- TASK TO CARRY OUT -
Gather all lines from the material that contain the word "content".

Excerpt from a dataset
** Begin **

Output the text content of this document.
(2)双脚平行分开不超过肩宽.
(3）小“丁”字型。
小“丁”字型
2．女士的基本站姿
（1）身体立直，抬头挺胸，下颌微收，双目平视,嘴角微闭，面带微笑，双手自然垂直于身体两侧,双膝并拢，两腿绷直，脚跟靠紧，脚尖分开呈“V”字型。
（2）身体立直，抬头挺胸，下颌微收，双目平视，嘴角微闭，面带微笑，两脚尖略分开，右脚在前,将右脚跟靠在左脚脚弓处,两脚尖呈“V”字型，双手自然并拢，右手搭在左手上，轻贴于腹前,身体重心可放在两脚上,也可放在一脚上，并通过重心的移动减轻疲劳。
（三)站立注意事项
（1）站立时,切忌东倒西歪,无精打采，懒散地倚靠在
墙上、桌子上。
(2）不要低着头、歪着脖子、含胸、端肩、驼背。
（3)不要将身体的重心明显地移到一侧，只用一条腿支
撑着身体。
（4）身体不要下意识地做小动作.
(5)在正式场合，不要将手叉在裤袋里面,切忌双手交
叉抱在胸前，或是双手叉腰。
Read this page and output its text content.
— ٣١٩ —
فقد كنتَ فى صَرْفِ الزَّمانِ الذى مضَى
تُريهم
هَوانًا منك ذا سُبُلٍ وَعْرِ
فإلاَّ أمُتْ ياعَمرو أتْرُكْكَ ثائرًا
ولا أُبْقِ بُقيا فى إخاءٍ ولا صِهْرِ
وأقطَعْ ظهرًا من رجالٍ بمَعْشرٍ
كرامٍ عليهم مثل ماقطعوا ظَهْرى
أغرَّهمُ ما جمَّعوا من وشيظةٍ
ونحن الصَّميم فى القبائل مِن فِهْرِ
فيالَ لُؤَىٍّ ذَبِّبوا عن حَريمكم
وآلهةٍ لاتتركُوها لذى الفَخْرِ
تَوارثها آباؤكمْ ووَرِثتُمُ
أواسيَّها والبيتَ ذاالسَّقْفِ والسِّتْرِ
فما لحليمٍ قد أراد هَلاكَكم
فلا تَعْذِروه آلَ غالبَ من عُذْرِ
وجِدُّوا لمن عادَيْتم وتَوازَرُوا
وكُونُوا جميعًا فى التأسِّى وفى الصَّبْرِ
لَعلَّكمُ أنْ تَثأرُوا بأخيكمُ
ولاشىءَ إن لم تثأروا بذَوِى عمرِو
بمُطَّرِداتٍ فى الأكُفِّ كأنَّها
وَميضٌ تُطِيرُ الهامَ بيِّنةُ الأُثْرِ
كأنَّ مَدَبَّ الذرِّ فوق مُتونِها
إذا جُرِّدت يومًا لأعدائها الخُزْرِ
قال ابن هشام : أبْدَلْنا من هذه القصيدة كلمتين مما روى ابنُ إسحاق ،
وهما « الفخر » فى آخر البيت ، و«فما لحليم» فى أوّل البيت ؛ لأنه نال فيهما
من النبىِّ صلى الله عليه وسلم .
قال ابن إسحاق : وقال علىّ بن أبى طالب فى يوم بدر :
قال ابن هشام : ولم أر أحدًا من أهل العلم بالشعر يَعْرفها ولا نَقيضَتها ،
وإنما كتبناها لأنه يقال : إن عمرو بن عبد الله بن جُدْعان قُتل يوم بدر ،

** End **

- THE REPLY -
Output the text content of this document.
Read this page and output its text content.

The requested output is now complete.